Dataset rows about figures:
--------------------------------

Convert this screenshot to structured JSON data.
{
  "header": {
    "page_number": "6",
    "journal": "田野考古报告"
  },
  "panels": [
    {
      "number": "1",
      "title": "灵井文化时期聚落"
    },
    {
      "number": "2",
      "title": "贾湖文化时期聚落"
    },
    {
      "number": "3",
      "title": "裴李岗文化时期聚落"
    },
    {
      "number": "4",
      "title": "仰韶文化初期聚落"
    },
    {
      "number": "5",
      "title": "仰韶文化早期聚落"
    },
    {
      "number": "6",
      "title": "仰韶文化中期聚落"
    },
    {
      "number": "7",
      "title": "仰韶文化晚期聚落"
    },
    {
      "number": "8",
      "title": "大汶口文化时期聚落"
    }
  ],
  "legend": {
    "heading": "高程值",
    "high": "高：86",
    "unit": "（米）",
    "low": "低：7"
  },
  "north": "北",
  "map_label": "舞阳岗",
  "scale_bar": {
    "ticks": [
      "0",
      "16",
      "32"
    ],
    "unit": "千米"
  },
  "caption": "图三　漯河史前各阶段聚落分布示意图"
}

--------------------------------

[The exercise] Write out the data exactly as it stands.

[Complete response]
Convert this screenshot to structured JSON data.
{
  "header": {
    "page_number": "6",
    "journal": "田野考古报告"
  },
  "panels": [
    {
      "number": "1",
      "title": "灵井文化时期聚落"
    },
    {
      "number": "2",
      "title": "贾湖文化时期聚落"
    },
    {
      "number": "3",
      "title": "裴李岗文化时期聚落"
    },
    {
      "number": "4",
      "title": "仰韶文化初期聚落"
    },
    {
      "number": "5",
      "title": "仰韶文化早期聚落"
    },
    {
      "number": "6",
      "title": "仰韶文化中期聚落"
    },
    {
      "number": "7",
      "title": "仰韶文化晚期聚落"
    },
    {
      "number": "8",
      "title": "大汶口文化时期聚落"
    }
  ],
  "legend": {
    "heading": "高程值",
    "high": "高：86",
    "unit": "（米）",
    "low": "低：7"
  },
  "north": "北",
  "map_label": "舞阳岗",
  "scale_bar": {
    "ticks": [
      "0",
      "16",
      "32"
    ],
    "unit": "千米"
  },
  "caption": "图三　漯河史前各阶段聚落分布示意图"
}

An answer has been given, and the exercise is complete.